## Working data
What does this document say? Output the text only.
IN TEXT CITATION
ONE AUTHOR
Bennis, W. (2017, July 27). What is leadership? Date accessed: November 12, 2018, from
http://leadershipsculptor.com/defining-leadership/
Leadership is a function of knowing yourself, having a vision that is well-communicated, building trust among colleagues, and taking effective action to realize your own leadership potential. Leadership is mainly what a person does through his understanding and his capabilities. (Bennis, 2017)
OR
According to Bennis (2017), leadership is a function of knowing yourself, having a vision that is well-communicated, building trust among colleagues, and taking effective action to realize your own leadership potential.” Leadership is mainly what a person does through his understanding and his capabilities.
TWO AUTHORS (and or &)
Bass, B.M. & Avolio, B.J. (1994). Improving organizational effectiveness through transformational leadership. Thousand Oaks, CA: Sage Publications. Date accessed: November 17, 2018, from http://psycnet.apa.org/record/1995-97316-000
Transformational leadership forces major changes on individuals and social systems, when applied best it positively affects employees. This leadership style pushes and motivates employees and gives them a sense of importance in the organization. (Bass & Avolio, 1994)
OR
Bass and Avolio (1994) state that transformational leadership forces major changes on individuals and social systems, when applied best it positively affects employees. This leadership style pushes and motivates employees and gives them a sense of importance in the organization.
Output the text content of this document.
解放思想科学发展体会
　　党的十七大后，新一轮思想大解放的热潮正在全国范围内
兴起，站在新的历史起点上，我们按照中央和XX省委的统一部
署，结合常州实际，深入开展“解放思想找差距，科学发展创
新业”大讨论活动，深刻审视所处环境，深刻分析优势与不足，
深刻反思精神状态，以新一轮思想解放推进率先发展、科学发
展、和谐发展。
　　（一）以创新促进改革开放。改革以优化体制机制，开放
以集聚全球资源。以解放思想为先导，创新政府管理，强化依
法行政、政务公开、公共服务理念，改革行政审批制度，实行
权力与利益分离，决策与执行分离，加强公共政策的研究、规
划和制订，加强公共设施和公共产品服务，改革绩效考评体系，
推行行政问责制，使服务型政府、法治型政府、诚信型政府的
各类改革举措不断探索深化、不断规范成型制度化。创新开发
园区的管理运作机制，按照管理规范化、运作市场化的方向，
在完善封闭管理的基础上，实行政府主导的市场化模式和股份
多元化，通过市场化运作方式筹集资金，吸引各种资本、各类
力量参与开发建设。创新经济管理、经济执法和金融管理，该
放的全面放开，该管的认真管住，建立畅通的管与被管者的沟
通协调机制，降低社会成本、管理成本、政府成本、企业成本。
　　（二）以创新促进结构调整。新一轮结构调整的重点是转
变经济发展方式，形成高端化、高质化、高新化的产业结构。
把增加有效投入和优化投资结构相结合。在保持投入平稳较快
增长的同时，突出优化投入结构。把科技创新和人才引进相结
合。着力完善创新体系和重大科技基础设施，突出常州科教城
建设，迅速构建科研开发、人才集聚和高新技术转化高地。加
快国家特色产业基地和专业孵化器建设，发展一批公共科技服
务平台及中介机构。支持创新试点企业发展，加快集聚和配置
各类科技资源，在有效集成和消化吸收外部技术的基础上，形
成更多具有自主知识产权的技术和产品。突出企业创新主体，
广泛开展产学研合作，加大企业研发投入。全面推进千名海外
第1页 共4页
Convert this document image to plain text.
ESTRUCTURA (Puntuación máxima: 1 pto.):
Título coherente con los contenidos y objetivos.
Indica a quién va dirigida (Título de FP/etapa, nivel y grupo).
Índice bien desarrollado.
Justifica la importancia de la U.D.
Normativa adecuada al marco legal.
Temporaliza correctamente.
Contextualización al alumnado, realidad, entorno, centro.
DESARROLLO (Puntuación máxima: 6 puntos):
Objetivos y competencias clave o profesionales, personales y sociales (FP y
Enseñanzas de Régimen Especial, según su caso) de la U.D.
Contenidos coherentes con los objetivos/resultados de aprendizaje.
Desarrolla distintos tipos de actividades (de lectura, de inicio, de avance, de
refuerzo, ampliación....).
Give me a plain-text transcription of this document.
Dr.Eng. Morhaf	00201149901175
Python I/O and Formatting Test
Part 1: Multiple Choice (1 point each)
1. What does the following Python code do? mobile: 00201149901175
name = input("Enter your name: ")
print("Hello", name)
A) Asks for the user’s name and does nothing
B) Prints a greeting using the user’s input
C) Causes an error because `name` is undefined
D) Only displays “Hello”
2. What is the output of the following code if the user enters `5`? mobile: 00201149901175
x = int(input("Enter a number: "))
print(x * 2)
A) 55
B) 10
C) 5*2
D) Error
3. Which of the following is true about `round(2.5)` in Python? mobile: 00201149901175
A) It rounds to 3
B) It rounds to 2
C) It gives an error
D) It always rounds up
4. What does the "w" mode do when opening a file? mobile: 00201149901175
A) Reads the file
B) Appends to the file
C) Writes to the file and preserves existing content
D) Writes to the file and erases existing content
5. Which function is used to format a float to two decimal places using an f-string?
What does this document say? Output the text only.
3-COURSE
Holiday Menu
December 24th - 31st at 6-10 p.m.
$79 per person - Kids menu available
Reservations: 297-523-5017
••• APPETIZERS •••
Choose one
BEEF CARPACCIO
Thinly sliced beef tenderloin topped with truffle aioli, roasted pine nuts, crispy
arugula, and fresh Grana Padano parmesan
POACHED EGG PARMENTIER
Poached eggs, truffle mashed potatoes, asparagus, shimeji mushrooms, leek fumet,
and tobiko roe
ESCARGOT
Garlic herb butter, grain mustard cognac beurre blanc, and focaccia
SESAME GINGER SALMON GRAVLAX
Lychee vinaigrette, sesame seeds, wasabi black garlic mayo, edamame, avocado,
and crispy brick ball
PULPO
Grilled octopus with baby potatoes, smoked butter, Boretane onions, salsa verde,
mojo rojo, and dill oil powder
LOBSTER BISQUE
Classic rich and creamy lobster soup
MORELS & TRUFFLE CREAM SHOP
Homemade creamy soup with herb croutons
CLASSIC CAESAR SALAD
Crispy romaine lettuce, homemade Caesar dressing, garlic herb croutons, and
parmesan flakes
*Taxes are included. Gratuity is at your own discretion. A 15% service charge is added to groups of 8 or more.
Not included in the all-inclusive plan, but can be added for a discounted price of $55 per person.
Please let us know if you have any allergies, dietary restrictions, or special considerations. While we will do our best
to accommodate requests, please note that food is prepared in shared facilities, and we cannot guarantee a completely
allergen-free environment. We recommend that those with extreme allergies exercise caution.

## Exercise details
Find the lines that include the string "content", then copy each of them.

## Answer to the exercise
Output the text content of this document.
C) Writes to the file and preserves existing content
D) Writes to the file and erases existing content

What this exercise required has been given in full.